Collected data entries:

=-=-=-=-=

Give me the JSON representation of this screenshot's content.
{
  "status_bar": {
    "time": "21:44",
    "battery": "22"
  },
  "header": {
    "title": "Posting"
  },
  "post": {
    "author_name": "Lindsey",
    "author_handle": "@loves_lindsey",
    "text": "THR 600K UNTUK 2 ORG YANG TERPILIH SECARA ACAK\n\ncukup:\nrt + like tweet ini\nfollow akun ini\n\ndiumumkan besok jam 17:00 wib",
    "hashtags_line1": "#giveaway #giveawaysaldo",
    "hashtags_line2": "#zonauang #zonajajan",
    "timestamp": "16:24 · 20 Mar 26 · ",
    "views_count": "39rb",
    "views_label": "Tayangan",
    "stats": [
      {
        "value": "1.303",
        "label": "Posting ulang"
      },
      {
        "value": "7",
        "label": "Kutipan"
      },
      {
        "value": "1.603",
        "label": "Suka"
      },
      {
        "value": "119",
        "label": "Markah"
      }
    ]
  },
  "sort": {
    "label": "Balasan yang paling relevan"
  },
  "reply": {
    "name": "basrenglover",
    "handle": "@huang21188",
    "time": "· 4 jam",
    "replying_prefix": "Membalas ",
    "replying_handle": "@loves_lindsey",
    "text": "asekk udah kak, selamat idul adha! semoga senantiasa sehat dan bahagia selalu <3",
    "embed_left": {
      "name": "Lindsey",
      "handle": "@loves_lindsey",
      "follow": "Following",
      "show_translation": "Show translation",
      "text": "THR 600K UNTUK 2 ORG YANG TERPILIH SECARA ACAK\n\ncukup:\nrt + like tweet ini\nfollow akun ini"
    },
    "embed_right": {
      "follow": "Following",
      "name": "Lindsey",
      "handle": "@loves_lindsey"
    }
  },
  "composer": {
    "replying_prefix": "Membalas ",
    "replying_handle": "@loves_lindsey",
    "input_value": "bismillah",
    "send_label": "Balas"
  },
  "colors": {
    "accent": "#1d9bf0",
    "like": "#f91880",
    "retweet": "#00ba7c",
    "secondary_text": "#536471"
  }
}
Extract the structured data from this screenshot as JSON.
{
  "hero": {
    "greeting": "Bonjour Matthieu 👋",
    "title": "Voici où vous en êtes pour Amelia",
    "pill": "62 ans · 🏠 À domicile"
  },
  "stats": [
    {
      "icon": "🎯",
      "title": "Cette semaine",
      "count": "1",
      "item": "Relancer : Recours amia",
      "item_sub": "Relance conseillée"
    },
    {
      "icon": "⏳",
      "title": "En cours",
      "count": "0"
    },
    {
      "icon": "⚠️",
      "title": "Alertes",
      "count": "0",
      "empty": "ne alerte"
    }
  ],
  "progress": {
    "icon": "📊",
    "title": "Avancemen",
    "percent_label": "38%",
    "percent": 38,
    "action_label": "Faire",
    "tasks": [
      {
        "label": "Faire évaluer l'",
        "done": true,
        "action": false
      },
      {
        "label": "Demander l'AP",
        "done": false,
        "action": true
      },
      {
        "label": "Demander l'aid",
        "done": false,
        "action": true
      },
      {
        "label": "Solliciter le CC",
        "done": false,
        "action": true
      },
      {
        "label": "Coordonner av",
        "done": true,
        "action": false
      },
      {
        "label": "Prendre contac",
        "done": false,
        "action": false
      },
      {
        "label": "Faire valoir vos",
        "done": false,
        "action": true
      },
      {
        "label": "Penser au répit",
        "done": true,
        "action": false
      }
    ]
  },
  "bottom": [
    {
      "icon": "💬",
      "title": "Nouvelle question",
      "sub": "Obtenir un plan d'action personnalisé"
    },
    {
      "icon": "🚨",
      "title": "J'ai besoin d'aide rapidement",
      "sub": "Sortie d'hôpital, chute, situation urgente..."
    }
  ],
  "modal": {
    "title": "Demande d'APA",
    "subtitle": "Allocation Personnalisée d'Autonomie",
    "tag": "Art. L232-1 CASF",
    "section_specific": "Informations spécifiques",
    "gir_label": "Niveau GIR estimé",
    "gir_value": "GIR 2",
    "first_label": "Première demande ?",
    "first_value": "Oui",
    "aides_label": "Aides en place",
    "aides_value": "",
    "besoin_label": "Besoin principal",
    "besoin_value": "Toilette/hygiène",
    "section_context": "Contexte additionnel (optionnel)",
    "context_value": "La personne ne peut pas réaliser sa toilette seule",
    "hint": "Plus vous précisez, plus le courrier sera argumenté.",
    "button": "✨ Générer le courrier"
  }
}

=-=-=-=-=

* _Challenge_
Copy out each record exactly as given, omitting none.

* _Finished task_
Give me the JSON representation of this screenshot's content.
{
  "status_bar": {
    "time": "21:44",
    "battery": "22"
  },
  "header": {
    "title": "Posting"
  },
  "post": {
    "author_name": "Lindsey",
    "author_handle": "@loves_lindsey",
    "text": "THR 600K UNTUK 2 ORG YANG TERPILIH SECARA ACAK\n\ncukup:\nrt + like tweet ini\nfollow akun ini\n\ndiumumkan besok jam 17:00 wib",
    "hashtags_line1": "#giveaway #giveawaysaldo",
    "hashtags_line2": "#zonauang #zonajajan",
    "timestamp": "16:24 · 20 Mar 26 · ",
    "views_count": "39rb",
    "views_label": "Tayangan",
    "stats": [
      {
        "value": "1.303",
        "label": "Posting ulang"
      },
      {
        "value": "7",
        "label": "Kutipan"
      },
      {
        "value": "1.603",
        "label": "Suka"
      },
      {
        "value": "119",
        "label": "Markah"
      }
    ]
  },
  "sort": {
    "label": "Balasan yang paling relevan"
  },
  "reply": {
    "name": "basrenglover",
    "handle": "@huang21188",
    "time": "· 4 jam",
    "replying_prefix": "Membalas ",
    "replying_handle": "@loves_lindsey",
    "text": "asekk udah kak, selamat idul adha! semoga senantiasa sehat dan bahagia selalu <3",
    "embed_left": {
      "name": "Lindsey",
      "handle": "@loves_lindsey",
      "follow": "Following",
      "show_translation": "Show translation",
      "text": "THR 600K UNTUK 2 ORG YANG TERPILIH SECARA ACAK\n\ncukup:\nrt + like tweet ini\nfollow akun ini"
    },
    "embed_right": {
      "follow": "Following",
      "name": "Lindsey",
      "handle": "@loves_lindsey"
    }
  },
  "composer": {
    "replying_prefix": "Membalas ",
    "replying_handle": "@loves_lindsey",
    "input_value": "bismillah",
    "send_label": "Balas"
  },
  "colors": {
    "accent": "#1d9bf0",
    "like": "#f91880",
    "retweet": "#00ba7c",
    "secondary_text": "#536471"
  }
}
Extract the structured data from this screenshot as JSON.
{
  "hero": {
    "greeting": "Bonjour Matthieu 👋",
    "title": "Voici où vous en êtes pour Amelia",
    "pill": "62 ans · 🏠 À domicile"
  },
  "stats": [
    {
      "icon": "🎯",
      "title": "Cette semaine",
      "count": "1",
      "item": "Relancer : Recours amia",
      "item_sub": "Relance conseillée"
    },
    {
      "icon": "⏳",
      "title": "En cours",
      "count": "0"
    },
    {
      "icon": "⚠️",
      "title": "Alertes",
      "count": "0",
      "empty": "ne alerte"
    }
  ],
  "progress": {
    "icon": "📊",
    "title": "Avancemen",
    "percent_label": "38%",
    "percent": 38,
    "action_label": "Faire",
    "tasks": [
      {
        "label": "Faire évaluer l'",
        "done": true,
        "action": false
      },
      {
        "label": "Demander l'AP",
        "done": false,
        "action": true
      },
      {
        "label": "Demander l'aid",
        "done": false,
        "action": true
      },
      {
        "label": "Solliciter le CC",
        "done": false,
        "action": true
      },
      {
        "label": "Coordonner av",
        "done": true,
        "action": false
      },
      {
        "label": "Prendre contac",
        "done": false,
        "action": false
      },
      {
        "label": "Faire valoir vos",
        "done": false,
        "action": true
      },
      {
        "label": "Penser au répit",
        "done": true,
        "action": false
      }
    ]
  },
  "bottom": [
    {
      "icon": "💬",
      "title": "Nouvelle question",
      "sub": "Obtenir un plan d'action personnalisé"
    },
    {
      "icon": "🚨",
      "title": "J'ai besoin d'aide rapidement",
      "sub": "Sortie d'hôpital, chute, situation urgente..."
    }
  ],
  "modal": {
    "title": "Demande d'APA",
    "subtitle": "Allocation Personnalisée d'Autonomie",
    "tag": "Art. L232-1 CASF",
    "section_specific": "Informations spécifiques",
    "gir_label": "Niveau GIR estimé",
    "gir_value": "GIR 2",
    "first_label": "Première demande ?",
    "first_value": "Oui",
    "aides_label": "Aides en place",
    "aides_value": "",
    "besoin_label": "Besoin principal",
    "besoin_value": "Toilette/hygiène",
    "section_context": "Contexte additionnel (optionnel)",
    "context_value": "La personne ne peut pas réaliser sa toilette seule",
    "hint": "Plus vous précisez, plus le courrier sera argumenté.",
    "button": "✨ Générer le courrier"
  }
}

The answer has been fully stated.